## Begin DATA FOR THIS EXERCISE

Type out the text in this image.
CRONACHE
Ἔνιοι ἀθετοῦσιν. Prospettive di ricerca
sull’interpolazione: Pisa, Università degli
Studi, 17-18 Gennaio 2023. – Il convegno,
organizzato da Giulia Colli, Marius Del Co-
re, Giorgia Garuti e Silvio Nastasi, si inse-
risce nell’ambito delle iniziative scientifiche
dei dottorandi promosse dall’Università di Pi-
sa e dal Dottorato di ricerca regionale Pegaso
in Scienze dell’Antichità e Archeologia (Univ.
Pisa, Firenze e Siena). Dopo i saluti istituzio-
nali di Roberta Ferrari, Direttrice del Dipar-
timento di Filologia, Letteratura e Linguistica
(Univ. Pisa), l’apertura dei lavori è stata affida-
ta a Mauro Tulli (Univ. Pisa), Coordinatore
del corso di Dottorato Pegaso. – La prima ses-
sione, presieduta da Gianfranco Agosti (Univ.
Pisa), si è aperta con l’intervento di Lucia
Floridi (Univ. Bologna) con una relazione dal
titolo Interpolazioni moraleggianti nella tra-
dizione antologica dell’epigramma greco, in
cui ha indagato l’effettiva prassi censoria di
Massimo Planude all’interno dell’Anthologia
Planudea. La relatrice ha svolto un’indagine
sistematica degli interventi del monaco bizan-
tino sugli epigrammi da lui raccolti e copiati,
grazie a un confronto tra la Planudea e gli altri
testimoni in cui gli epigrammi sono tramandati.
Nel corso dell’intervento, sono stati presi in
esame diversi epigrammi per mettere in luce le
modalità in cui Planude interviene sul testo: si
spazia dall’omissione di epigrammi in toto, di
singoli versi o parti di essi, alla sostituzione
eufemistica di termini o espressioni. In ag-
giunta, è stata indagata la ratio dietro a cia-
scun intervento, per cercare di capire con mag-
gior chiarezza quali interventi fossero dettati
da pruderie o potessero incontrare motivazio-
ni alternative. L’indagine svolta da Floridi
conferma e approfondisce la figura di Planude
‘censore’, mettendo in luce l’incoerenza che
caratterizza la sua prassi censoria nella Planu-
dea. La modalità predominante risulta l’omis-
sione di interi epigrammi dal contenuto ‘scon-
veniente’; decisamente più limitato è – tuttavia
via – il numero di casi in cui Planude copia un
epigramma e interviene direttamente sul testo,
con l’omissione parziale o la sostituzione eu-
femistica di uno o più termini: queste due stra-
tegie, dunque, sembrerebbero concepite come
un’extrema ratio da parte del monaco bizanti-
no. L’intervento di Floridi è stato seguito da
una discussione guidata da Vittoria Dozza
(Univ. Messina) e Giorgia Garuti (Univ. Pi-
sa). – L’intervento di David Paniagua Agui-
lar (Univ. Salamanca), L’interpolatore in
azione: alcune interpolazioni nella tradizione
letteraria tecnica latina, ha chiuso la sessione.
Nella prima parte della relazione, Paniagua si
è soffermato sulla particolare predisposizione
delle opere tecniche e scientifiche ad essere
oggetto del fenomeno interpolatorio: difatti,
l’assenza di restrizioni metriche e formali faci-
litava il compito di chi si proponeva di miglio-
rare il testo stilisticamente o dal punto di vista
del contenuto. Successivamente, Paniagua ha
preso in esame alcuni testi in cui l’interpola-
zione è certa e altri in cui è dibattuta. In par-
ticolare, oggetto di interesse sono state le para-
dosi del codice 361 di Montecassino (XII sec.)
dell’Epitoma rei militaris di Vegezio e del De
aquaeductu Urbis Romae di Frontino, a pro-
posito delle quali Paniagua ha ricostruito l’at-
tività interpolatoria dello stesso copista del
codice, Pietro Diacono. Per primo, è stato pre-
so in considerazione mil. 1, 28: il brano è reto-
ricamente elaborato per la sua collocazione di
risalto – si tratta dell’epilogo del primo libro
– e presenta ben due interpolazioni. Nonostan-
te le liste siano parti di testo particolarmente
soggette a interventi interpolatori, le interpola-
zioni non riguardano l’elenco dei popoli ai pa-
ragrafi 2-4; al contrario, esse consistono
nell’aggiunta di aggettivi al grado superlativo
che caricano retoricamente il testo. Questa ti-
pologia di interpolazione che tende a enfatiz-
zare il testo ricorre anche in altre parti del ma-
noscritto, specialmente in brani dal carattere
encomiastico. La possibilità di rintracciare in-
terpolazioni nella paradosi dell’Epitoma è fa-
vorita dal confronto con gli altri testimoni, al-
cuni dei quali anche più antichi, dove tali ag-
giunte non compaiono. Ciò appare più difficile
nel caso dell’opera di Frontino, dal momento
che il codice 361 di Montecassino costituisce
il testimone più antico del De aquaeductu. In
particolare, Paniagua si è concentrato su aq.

## End DATA FOR THIS EXERCISE
## Begin DATA FOR THIS EXERCISE

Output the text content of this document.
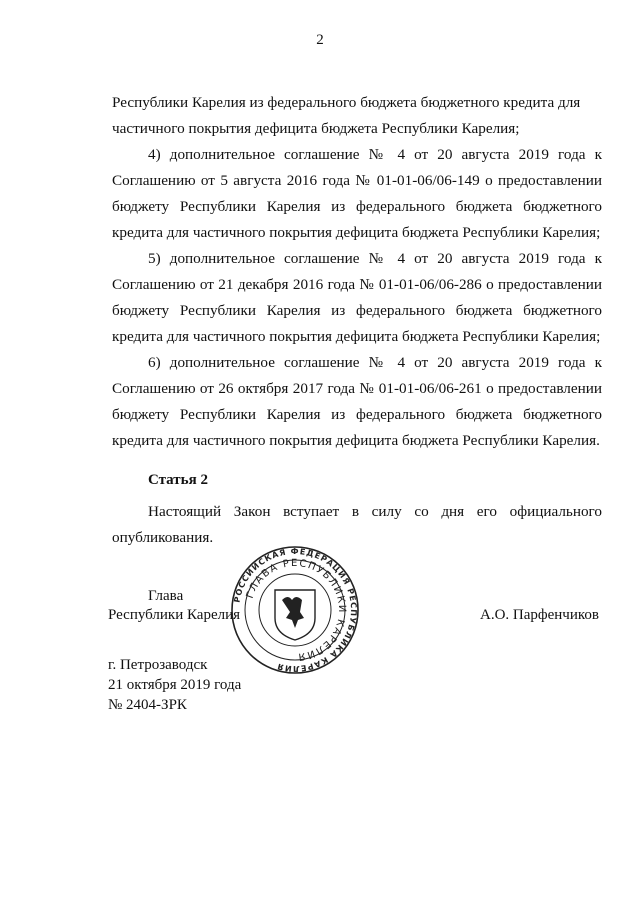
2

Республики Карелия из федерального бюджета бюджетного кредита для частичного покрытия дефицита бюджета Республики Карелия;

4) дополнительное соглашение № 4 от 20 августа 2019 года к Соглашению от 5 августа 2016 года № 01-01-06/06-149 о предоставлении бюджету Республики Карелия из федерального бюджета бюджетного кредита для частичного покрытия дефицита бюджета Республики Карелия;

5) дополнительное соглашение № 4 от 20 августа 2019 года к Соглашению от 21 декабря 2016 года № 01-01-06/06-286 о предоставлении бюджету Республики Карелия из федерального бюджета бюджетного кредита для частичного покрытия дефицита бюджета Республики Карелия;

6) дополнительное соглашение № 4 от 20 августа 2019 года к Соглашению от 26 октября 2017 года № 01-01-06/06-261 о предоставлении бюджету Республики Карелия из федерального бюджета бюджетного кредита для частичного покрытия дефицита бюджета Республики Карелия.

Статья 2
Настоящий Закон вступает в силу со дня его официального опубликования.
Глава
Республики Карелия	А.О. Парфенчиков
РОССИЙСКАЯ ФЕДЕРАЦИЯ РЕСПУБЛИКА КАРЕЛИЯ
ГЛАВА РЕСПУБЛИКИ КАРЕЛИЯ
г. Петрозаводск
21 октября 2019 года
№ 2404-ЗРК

## End DATA FOR THIS EXERCISE
## Begin DATA FOR THIS EXERCISE

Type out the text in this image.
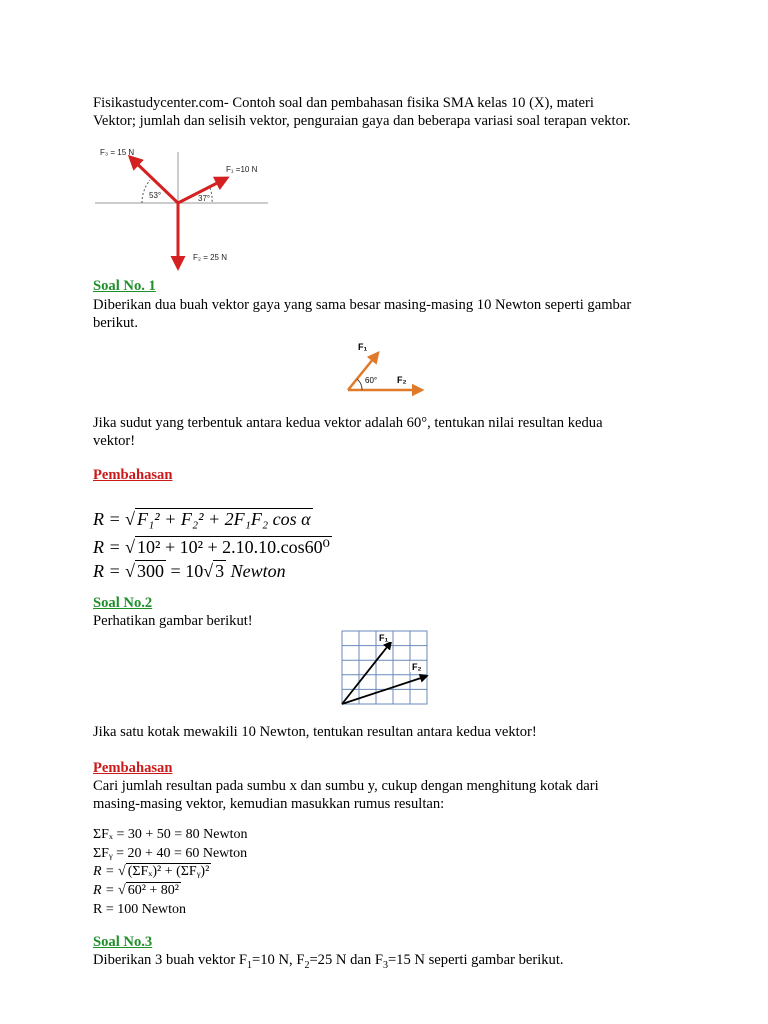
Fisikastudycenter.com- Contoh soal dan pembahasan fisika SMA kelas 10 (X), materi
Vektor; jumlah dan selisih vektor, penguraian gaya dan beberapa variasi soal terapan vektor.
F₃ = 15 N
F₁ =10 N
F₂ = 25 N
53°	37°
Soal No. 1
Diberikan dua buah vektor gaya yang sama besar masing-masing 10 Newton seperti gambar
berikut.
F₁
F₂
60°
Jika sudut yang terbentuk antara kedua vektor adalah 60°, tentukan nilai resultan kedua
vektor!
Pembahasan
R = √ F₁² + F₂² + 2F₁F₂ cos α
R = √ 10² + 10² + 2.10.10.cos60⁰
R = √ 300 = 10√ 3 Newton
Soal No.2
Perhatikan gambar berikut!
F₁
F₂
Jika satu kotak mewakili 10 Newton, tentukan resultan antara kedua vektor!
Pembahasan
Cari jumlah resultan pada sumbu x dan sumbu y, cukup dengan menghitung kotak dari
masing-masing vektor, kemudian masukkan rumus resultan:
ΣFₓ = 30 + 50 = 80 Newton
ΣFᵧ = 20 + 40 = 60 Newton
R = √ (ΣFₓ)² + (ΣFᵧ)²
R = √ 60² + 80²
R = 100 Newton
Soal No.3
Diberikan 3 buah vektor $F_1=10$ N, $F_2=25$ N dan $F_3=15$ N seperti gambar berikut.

## End DATA FOR THIS EXERCISE

WHAT YOU NEED TO DO — Pick out the lines containing the string "aquaeductu".

OUTPUT FOR THIS EXERCISE —
aquaeductu Urbis Romae di Frontino, a pro-
il testimone più antico del De aquaeductu. In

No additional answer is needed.